§ **GIVEN DATA**:
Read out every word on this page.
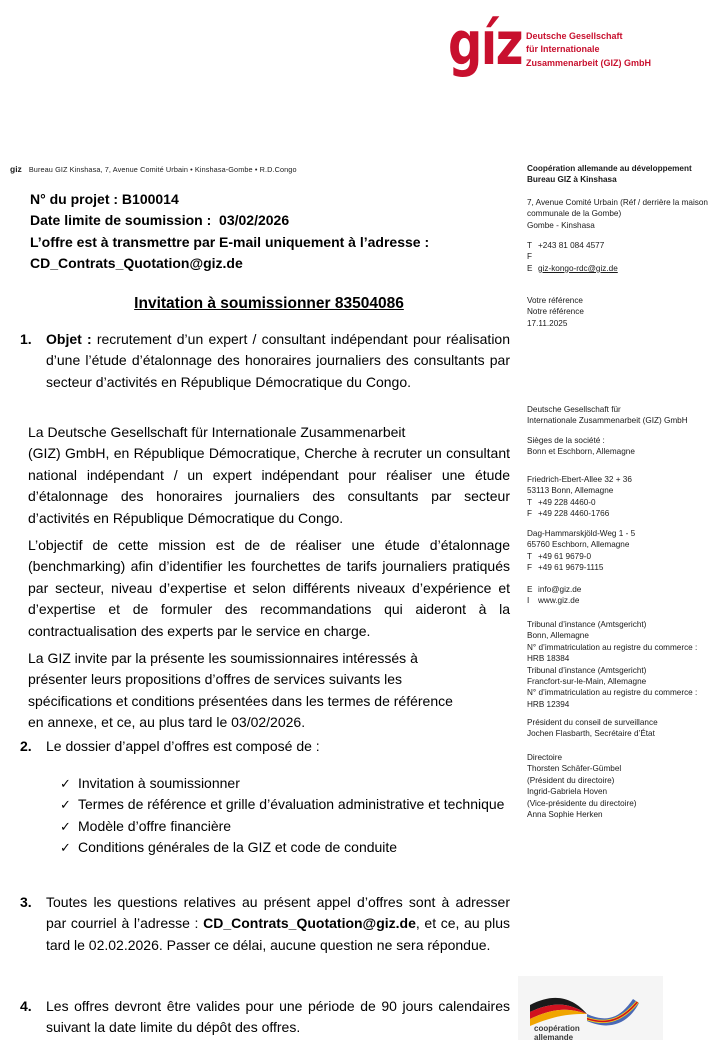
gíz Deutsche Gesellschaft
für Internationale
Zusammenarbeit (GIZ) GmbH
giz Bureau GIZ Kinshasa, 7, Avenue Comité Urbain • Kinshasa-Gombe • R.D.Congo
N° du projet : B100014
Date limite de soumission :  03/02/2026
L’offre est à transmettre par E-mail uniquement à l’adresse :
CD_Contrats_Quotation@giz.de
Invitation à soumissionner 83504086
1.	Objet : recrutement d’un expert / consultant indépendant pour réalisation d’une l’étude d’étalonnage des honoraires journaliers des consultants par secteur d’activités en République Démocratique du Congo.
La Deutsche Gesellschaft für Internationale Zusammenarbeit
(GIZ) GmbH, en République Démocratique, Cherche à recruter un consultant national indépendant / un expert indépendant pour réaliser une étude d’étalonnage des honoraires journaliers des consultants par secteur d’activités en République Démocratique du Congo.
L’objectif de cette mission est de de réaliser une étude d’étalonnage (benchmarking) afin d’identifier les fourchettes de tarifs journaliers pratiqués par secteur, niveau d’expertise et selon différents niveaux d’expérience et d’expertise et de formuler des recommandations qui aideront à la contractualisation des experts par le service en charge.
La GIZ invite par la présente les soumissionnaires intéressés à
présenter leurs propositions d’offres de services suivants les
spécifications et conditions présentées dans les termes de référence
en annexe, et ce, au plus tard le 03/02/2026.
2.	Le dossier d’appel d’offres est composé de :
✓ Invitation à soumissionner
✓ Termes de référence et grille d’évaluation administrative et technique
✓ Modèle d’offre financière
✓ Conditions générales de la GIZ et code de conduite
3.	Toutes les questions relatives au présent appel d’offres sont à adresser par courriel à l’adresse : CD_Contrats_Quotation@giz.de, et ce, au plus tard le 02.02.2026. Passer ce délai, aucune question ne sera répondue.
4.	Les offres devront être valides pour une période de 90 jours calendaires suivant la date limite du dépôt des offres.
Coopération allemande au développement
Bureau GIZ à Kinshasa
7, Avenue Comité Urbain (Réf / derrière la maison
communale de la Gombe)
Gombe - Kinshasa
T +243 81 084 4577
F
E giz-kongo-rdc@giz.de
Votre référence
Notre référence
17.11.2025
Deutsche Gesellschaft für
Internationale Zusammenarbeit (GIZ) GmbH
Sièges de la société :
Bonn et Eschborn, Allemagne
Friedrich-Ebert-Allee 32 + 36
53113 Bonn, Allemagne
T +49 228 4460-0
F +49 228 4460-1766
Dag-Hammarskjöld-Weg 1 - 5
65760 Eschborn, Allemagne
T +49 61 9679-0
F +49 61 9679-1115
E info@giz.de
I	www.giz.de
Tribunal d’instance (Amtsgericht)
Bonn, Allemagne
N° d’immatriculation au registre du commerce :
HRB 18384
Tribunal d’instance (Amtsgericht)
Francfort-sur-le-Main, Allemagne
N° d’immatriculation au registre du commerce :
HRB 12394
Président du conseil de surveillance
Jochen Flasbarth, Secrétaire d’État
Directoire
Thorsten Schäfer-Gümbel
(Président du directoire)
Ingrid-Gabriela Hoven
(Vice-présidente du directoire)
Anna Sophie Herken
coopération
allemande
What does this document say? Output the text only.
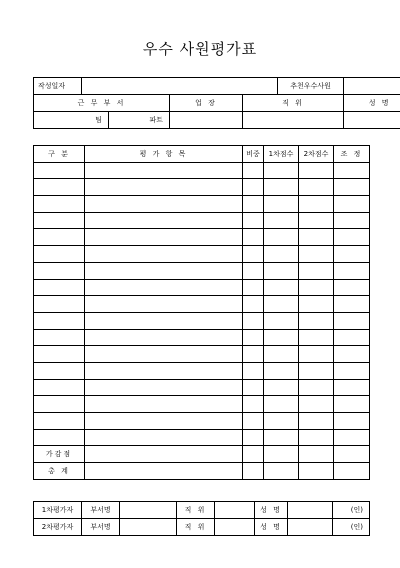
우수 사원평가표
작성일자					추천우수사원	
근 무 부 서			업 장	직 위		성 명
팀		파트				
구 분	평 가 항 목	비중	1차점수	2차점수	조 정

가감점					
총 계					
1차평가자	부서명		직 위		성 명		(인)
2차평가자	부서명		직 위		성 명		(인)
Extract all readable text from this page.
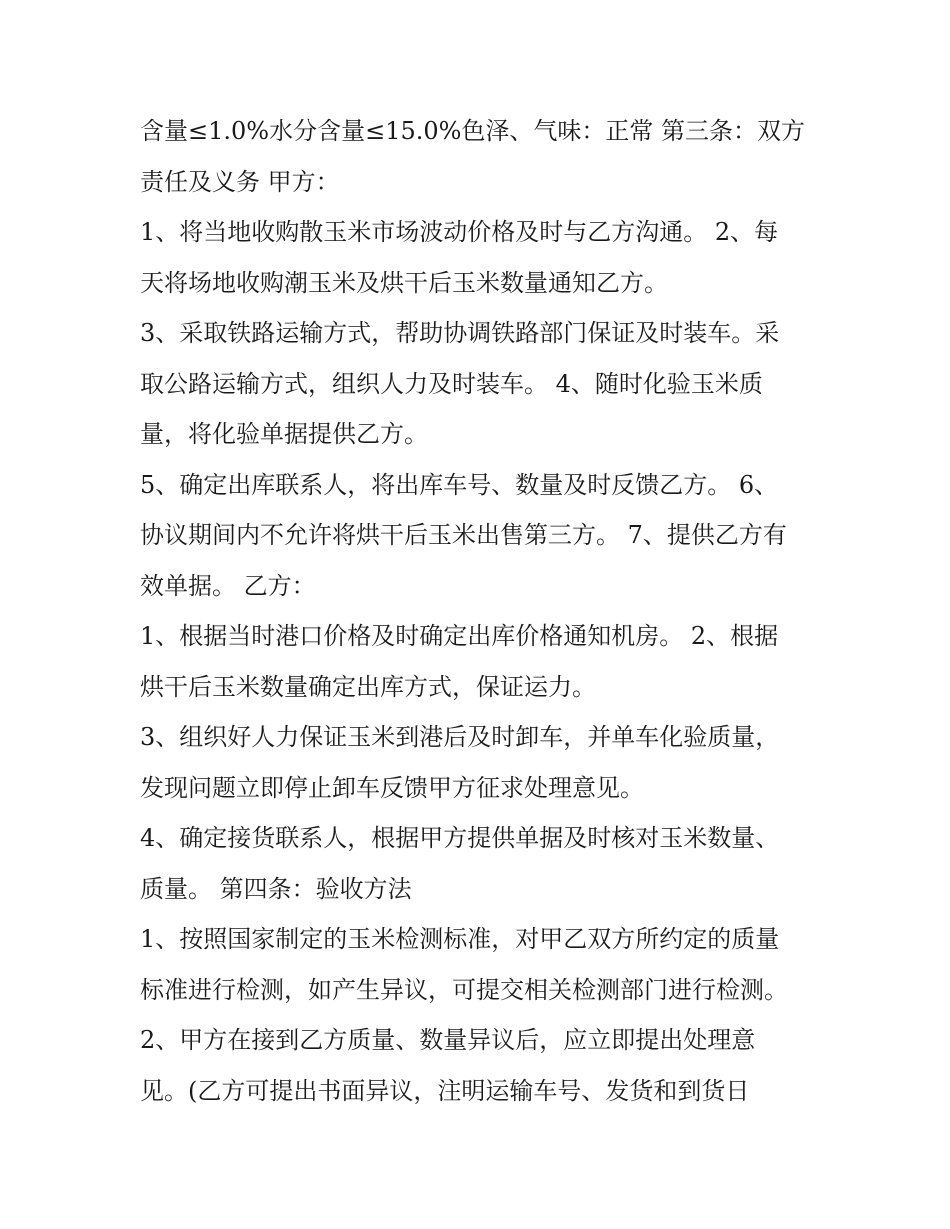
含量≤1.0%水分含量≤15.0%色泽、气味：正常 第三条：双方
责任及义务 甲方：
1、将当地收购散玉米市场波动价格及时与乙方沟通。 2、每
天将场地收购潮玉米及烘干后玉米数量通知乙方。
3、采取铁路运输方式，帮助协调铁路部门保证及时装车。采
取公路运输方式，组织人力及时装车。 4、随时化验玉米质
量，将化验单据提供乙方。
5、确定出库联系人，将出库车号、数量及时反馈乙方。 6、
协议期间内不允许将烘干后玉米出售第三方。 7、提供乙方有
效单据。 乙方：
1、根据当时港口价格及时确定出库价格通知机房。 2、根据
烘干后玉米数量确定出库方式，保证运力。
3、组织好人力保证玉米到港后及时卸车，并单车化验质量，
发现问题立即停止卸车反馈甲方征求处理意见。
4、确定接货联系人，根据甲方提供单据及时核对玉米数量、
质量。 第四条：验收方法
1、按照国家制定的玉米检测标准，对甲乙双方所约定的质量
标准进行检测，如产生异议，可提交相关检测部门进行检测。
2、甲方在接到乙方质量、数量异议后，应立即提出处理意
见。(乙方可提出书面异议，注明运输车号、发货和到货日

§ **STATED PROBLEM**: Filter the entries down to the lines with the word "étude" in them.

§ **FINAL RESULT**:
1.	Objet : recrutement d’un expert / consultant indépendant pour réalisation d’une l’étude d’étalonnage des honoraires journaliers des consultants par secteur d’activités en République Démocratique du Congo.
(GIZ) GmbH, en République Démocratique, Cherche à recruter un consultant national indépendant / un expert indépendant pour réaliser une étude d’étalonnage des honoraires journaliers des consultants par secteur d’activités en République Démocratique du Congo.
L’objectif de cette mission est de de réaliser une étude d’étalonnage (benchmarking) afin d’identifier les fourchettes de tarifs journaliers pratiqués par secteur, niveau d’expertise et selon différents niveaux d’expérience et d’expertise et de formuler des recommandations qui aideront à la contractualisation des experts par le service en charge.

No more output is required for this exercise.